WHAT THE TASK ASKS:
Copy the data with each occurrence of "Bravior" renamed to "Linden" and everything else unchanged, leaving out the pictures.

RECORDS SHOWN:
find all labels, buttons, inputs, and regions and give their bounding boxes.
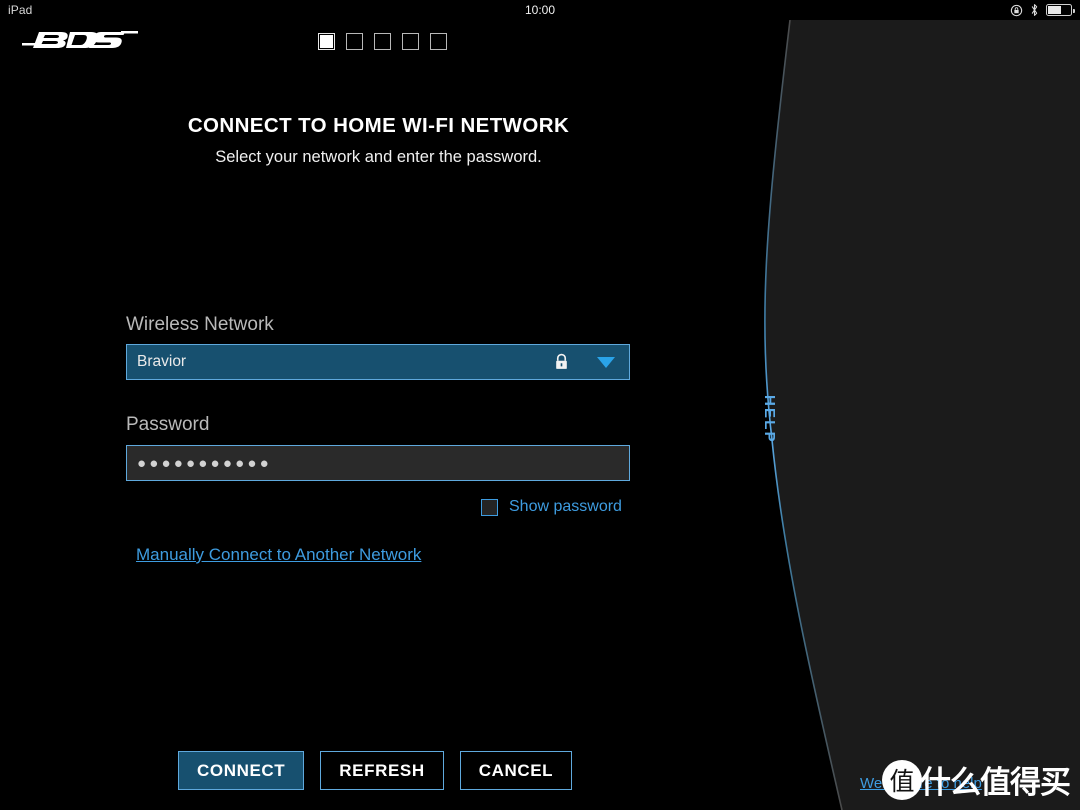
help-bottom-link[interactable]: We're here to help: [860, 775, 982, 792]
help-panel-fill: [764, 20, 1080, 810]
page-subtitle: Select your network and enter the passwo…: [215, 148, 542, 166]
step-indicator-2[interactable]: [346, 33, 363, 50]
show-password-checkbox[interactable]: [481, 498, 498, 516]
bose-wordmark-icon: [22, 31, 138, 48]
setup-wizard-page: CONNECT TO HOME WI-FI NETWORK Select you…: [0, 20, 757, 810]
help-panel-shape: [764, 20, 1080, 810]
cancel-button[interactable]: CANCEL: [459, 751, 573, 790]
chevron-down-icon[interactable]: [597, 356, 615, 368]
show-password-label[interactable]: Show password: [509, 498, 622, 516]
step-indicator-3[interactable]: [374, 33, 391, 50]
status-right-icons: [1010, 2, 1075, 18]
status-clock: 10:00: [524, 3, 556, 17]
bose-logo: [22, 28, 138, 50]
ios-status-bar: iPad 10:00: [0, 0, 1080, 20]
bluetooth-icon: [1031, 4, 1038, 16]
password-input[interactable]: ●●●●●●●●●●●: [126, 445, 630, 481]
refresh-button[interactable]: REFRESH: [320, 751, 444, 790]
password-masked-value: ●●●●●●●●●●●: [137, 454, 272, 472]
step-indicator-1[interactable]: [318, 33, 335, 50]
wireless-network-value: Bravior: [137, 353, 187, 370]
step-indicator-4[interactable]: [402, 33, 419, 50]
wireless-network-select[interactable]: Bravior: [126, 344, 630, 380]
step-indicator-5[interactable]: [430, 33, 447, 50]
wireless-network-label: Wireless Network: [126, 314, 274, 335]
show-password-row[interactable]: Show password: [481, 498, 622, 516]
action-button-row: CONNECT REFRESH CANCEL: [178, 751, 573, 790]
help-panel[interactable]: HELP We're here to help: [750, 20, 1080, 810]
battery-icon: [1046, 4, 1075, 16]
manual-connect-link[interactable]: Manually Connect to Another Network: [136, 545, 421, 565]
password-label: Password: [126, 414, 210, 435]
rotation-lock-icon: [1010, 4, 1023, 16]
help-tab-label[interactable]: HELP: [761, 395, 778, 444]
connect-button[interactable]: CONNECT: [178, 751, 305, 790]
lock-icon: [556, 353, 567, 369]
step-indicator: [318, 33, 447, 50]
page-title: CONNECT TO HOME WI-FI NETWORK: [187, 114, 570, 137]
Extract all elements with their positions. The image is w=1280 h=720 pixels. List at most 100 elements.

ANSWER TO THE PROBLEM:
find all labels, buttons, inputs, and regions and give their bounding boxes.
help-bottom-link[interactable]: We're here to help: [860, 775, 982, 792]
help-panel-fill: [764, 20, 1080, 810]
page-subtitle: Select your network and enter the passwo…: [215, 148, 542, 166]
step-indicator-2[interactable]: [346, 33, 363, 50]
show-password-checkbox[interactable]: [481, 498, 498, 516]
bose-wordmark-icon: [22, 31, 138, 48]
setup-wizard-page: CONNECT TO HOME WI-FI NETWORK Select you…: [0, 20, 757, 810]
help-panel-shape: [764, 20, 1080, 810]
cancel-button[interactable]: CANCEL: [459, 751, 573, 790]
chevron-down-icon[interactable]: [597, 356, 615, 368]
show-password-label[interactable]: Show password: [509, 498, 622, 516]
step-indicator-3[interactable]: [374, 33, 391, 50]
status-right-icons: [1010, 2, 1075, 18]
status-clock: 10:00: [524, 3, 556, 17]
bose-logo: [22, 28, 138, 50]
ios-status-bar: iPad 10:00: [0, 0, 1080, 20]
bluetooth-icon: [1031, 4, 1038, 16]
password-input[interactable]: ●●●●●●●●●●●: [126, 445, 630, 481]
refresh-button[interactable]: REFRESH: [320, 751, 444, 790]
password-masked-value: ●●●●●●●●●●●: [137, 454, 272, 472]
step-indicator-1[interactable]: [318, 33, 335, 50]
wireless-network-value: Linden: [137, 353, 187, 370]
step-indicator-4[interactable]: [402, 33, 419, 50]
wireless-network-select[interactable]: Linden: [126, 344, 630, 380]
step-indicator-5[interactable]: [430, 33, 447, 50]
wireless-network-label: Wireless Network: [126, 314, 274, 335]
show-password-row[interactable]: Show password: [481, 498, 622, 516]
action-button-row: CONNECT REFRESH CANCEL: [178, 751, 573, 790]
help-panel[interactable]: HELP We're here to help: [750, 20, 1080, 810]
battery-icon: [1046, 4, 1075, 16]
manual-connect-link[interactable]: Manually Connect to Another Network: [136, 545, 421, 565]
password-label: Password: [126, 414, 210, 435]
rotation-lock-icon: [1010, 4, 1023, 16]
help-tab-label[interactable]: HELP: [761, 395, 778, 444]
connect-button[interactable]: CONNECT: [178, 751, 305, 790]
lock-icon: [556, 353, 567, 369]
step-indicator: [318, 33, 447, 50]
page-title: CONNECT TO HOME WI-FI NETWORK: [187, 114, 570, 137]
Extract all elements with their positions. The image is w=1280 h=720 pixels. List at most 100 elements.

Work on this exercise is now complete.